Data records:

_ _ _ _ _ _ _

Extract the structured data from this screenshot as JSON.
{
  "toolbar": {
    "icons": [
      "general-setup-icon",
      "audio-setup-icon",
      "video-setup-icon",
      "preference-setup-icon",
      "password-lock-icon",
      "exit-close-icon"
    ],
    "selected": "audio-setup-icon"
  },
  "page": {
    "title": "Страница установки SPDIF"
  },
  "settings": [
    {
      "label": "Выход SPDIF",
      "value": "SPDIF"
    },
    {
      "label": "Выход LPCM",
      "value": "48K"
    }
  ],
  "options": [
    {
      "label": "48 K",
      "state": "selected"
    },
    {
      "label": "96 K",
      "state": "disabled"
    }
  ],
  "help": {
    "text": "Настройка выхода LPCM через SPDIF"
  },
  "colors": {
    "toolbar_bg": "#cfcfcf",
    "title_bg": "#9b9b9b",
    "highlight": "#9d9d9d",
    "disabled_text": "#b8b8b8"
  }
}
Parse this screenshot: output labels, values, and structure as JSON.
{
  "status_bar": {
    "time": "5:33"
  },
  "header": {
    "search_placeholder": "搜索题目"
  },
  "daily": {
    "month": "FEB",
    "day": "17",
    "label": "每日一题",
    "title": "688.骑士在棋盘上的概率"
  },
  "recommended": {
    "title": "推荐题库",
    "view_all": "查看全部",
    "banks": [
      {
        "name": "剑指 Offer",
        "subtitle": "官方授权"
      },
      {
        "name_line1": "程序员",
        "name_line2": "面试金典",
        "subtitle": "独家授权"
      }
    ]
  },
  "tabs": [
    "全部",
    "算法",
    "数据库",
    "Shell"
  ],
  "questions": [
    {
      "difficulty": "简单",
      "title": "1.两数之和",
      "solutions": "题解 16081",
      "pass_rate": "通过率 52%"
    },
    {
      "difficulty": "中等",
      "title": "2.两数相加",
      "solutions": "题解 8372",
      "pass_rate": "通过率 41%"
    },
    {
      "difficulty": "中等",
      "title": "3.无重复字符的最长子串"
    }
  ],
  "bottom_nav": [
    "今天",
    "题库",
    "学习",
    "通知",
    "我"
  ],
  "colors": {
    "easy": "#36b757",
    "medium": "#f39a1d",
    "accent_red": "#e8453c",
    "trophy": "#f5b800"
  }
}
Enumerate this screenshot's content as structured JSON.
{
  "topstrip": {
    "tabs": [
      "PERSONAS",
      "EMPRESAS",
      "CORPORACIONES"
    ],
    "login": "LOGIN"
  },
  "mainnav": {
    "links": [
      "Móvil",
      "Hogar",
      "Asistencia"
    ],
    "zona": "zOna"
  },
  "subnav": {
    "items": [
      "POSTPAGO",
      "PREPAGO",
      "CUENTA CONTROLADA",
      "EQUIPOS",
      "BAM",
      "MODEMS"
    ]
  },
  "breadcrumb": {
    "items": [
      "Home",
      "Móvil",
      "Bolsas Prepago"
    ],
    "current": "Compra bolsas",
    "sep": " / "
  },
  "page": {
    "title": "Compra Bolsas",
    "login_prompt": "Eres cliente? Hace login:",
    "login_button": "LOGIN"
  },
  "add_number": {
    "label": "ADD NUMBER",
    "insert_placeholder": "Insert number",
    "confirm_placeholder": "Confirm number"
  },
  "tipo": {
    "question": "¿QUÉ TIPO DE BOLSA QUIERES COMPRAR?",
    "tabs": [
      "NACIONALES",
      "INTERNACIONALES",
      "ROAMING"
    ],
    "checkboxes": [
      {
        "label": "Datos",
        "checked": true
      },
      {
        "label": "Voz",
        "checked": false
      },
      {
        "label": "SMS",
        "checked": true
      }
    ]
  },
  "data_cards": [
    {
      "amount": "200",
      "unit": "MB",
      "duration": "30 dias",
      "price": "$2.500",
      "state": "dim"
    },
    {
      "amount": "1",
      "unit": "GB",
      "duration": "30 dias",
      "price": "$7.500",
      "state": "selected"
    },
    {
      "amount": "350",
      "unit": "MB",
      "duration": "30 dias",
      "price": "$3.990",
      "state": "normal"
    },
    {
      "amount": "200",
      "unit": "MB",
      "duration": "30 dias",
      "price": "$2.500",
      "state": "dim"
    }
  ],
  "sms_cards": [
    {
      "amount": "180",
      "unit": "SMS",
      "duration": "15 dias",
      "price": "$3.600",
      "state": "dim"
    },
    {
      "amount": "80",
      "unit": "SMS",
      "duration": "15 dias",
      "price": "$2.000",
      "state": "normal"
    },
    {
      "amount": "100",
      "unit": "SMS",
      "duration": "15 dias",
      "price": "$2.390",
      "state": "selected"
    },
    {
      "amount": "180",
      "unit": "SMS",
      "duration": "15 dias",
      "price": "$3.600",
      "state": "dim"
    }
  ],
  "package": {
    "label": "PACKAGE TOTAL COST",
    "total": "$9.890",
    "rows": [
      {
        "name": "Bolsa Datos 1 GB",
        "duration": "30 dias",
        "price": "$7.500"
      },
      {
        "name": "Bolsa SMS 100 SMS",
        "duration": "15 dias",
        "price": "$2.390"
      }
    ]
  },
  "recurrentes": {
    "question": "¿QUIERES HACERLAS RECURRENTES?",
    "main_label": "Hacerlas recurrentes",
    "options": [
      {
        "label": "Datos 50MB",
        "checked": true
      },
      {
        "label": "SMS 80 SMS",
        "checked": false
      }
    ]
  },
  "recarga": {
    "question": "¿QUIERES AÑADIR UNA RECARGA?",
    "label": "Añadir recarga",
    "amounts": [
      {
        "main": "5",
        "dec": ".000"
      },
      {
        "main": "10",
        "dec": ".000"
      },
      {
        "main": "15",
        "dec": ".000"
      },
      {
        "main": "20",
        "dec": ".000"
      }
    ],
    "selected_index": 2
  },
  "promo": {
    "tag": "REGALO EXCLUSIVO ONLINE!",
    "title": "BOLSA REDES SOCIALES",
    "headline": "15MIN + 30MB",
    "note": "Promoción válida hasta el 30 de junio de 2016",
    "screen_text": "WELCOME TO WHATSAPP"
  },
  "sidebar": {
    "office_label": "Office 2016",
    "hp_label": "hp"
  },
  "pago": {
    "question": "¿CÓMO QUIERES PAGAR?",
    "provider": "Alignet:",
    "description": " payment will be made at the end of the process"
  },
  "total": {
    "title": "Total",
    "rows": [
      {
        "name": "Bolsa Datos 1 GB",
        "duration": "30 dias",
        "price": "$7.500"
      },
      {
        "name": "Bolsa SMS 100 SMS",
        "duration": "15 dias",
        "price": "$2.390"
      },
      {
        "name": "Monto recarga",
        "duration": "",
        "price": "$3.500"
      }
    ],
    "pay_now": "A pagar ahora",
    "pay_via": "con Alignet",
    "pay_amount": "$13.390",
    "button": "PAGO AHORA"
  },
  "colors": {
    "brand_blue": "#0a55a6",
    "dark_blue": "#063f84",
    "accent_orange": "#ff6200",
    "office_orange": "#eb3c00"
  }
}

_ _ _ _ _ _ _

What you should do: Return all the data above once more, precisely as given.

Answer to the problem:
Extract the structured data from this screenshot as JSON.
{
  "toolbar": {
    "icons": [
      "general-setup-icon",
      "audio-setup-icon",
      "video-setup-icon",
      "preference-setup-icon",
      "password-lock-icon",
      "exit-close-icon"
    ],
    "selected": "audio-setup-icon"
  },
  "page": {
    "title": "Страница установки SPDIF"
  },
  "settings": [
    {
      "label": "Выход SPDIF",
      "value": "SPDIF"
    },
    {
      "label": "Выход LPCM",
      "value": "48K"
    }
  ],
  "options": [
    {
      "label": "48 K",
      "state": "selected"
    },
    {
      "label": "96 K",
      "state": "disabled"
    }
  ],
  "help": {
    "text": "Настройка выхода LPCM через SPDIF"
  },
  "colors": {
    "toolbar_bg": "#cfcfcf",
    "title_bg": "#9b9b9b",
    "highlight": "#9d9d9d",
    "disabled_text": "#b8b8b8"
  }
}
Parse this screenshot: output labels, values, and structure as JSON.
{
  "status_bar": {
    "time": "5:33"
  },
  "header": {
    "search_placeholder": "搜索题目"
  },
  "daily": {
    "month": "FEB",
    "day": "17",
    "label": "每日一题",
    "title": "688.骑士在棋盘上的概率"
  },
  "recommended": {
    "title": "推荐题库",
    "view_all": "查看全部",
    "banks": [
      {
        "name": "剑指 Offer",
        "subtitle": "官方授权"
      },
      {
        "name_line1": "程序员",
        "name_line2": "面试金典",
        "subtitle": "独家授权"
      }
    ]
  },
  "tabs": [
    "全部",
    "算法",
    "数据库",
    "Shell"
  ],
  "questions": [
    {
      "difficulty": "简单",
      "title": "1.两数之和",
      "solutions": "题解 16081",
      "pass_rate": "通过率 52%"
    },
    {
      "difficulty": "中等",
      "title": "2.两数相加",
      "solutions": "题解 8372",
      "pass_rate": "通过率 41%"
    },
    {
      "difficulty": "中等",
      "title": "3.无重复字符的最长子串"
    }
  ],
  "bottom_nav": [
    "今天",
    "题库",
    "学习",
    "通知",
    "我"
  ],
  "colors": {
    "easy": "#36b757",
    "medium": "#f39a1d",
    "accent_red": "#e8453c",
    "trophy": "#f5b800"
  }
}
Enumerate this screenshot's content as structured JSON.
{
  "topstrip": {
    "tabs": [
      "PERSONAS",
      "EMPRESAS",
      "CORPORACIONES"
    ],
    "login": "LOGIN"
  },
  "mainnav": {
    "links": [
      "Móvil",
      "Hogar",
      "Asistencia"
    ],
    "zona": "zOna"
  },
  "subnav": {
    "items": [
      "POSTPAGO",
      "PREPAGO",
      "CUENTA CONTROLADA",
      "EQUIPOS",
      "BAM",
      "MODEMS"
    ]
  },
  "breadcrumb": {
    "items": [
      "Home",
      "Móvil",
      "Bolsas Prepago"
    ],
    "current": "Compra bolsas",
    "sep": " / "
  },
  "page": {
    "title": "Compra Bolsas",
    "login_prompt": "Eres cliente? Hace login:",
    "login_button": "LOGIN"
  },
  "add_number": {
    "label": "ADD NUMBER",
    "insert_placeholder": "Insert number",
    "confirm_placeholder": "Confirm number"
  },
  "tipo": {
    "question": "¿QUÉ TIPO DE BOLSA QUIERES COMPRAR?",
    "tabs": [
      "NACIONALES",
      "INTERNACIONALES",
      "ROAMING"
    ],
    "checkboxes": [
      {
        "label": "Datos",
        "checked": true
      },
      {
        "label": "Voz",
        "checked": false
      },
      {
        "label": "SMS",
        "checked": true
      }
    ]
  },
  "data_cards": [
    {
      "amount": "200",
      "unit": "MB",
      "duration": "30 dias",
      "price": "$2.500",
      "state": "dim"
    },
    {
      "amount": "1",
      "unit": "GB",
      "duration": "30 dias",
      "price": "$7.500",
      "state": "selected"
    },
    {
      "amount": "350",
      "unit": "MB",
      "duration": "30 dias",
      "price": "$3.990",
      "state": "normal"
    },
    {
      "amount": "200",
      "unit": "MB",
      "duration": "30 dias",
      "price": "$2.500",
      "state": "dim"
    }
  ],
  "sms_cards": [
    {
      "amount": "180",
      "unit": "SMS",
      "duration": "15 dias",
      "price": "$3.600",
      "state": "dim"
    },
    {
      "amount": "80",
      "unit": "SMS",
      "duration": "15 dias",
      "price": "$2.000",
      "state": "normal"
    },
    {
      "amount": "100",
      "unit": "SMS",
      "duration": "15 dias",
      "price": "$2.390",
      "state": "selected"
    },
    {
      "amount": "180",
      "unit": "SMS",
      "duration": "15 dias",
      "price": "$3.600",
      "state": "dim"
    }
  ],
  "package": {
    "label": "PACKAGE TOTAL COST",
    "total": "$9.890",
    "rows": [
      {
        "name": "Bolsa Datos 1 GB",
        "duration": "30 dias",
        "price": "$7.500"
      },
      {
        "name": "Bolsa SMS 100 SMS",
        "duration": "15 dias",
        "price": "$2.390"
      }
    ]
  },
  "recurrentes": {
    "question": "¿QUIERES HACERLAS RECURRENTES?",
    "main_label": "Hacerlas recurrentes",
    "options": [
      {
        "label": "Datos 50MB",
        "checked": true
      },
      {
        "label": "SMS 80 SMS",
        "checked": false
      }
    ]
  },
  "recarga": {
    "question": "¿QUIERES AÑADIR UNA RECARGA?",
    "label": "Añadir recarga",
    "amounts": [
      {
        "main": "5",
        "dec": ".000"
      },
      {
        "main": "10",
        "dec": ".000"
      },
      {
        "main": "15",
        "dec": ".000"
      },
      {
        "main": "20",
        "dec": ".000"
      }
    ],
    "selected_index": 2
  },
  "promo": {
    "tag": "REGALO EXCLUSIVO ONLINE!",
    "title": "BOLSA REDES SOCIALES",
    "headline": "15MIN + 30MB",
    "note": "Promoción válida hasta el 30 de junio de 2016",
    "screen_text": "WELCOME TO WHATSAPP"
  },
  "sidebar": {
    "office_label": "Office 2016",
    "hp_label": "hp"
  },
  "pago": {
    "question": "¿CÓMO QUIERES PAGAR?",
    "provider": "Alignet:",
    "description": " payment will be made at the end of the process"
  },
  "total": {
    "title": "Total",
    "rows": [
      {
        "name": "Bolsa Datos 1 GB",
        "duration": "30 dias",
        "price": "$7.500"
      },
      {
        "name": "Bolsa SMS 100 SMS",
        "duration": "15 dias",
        "price": "$2.390"
      },
      {
        "name": "Monto recarga",
        "duration": "",
        "price": "$3.500"
      }
    ],
    "pay_now": "A pagar ahora",
    "pay_via": "con Alignet",
    "pay_amount": "$13.390",
    "button": "PAGO AHORA"
  },
  "colors": {
    "brand_blue": "#0a55a6",
    "dark_blue": "#063f84",
    "accent_orange": "#ff6200",
    "office_orange": "#eb3c00"
  }
}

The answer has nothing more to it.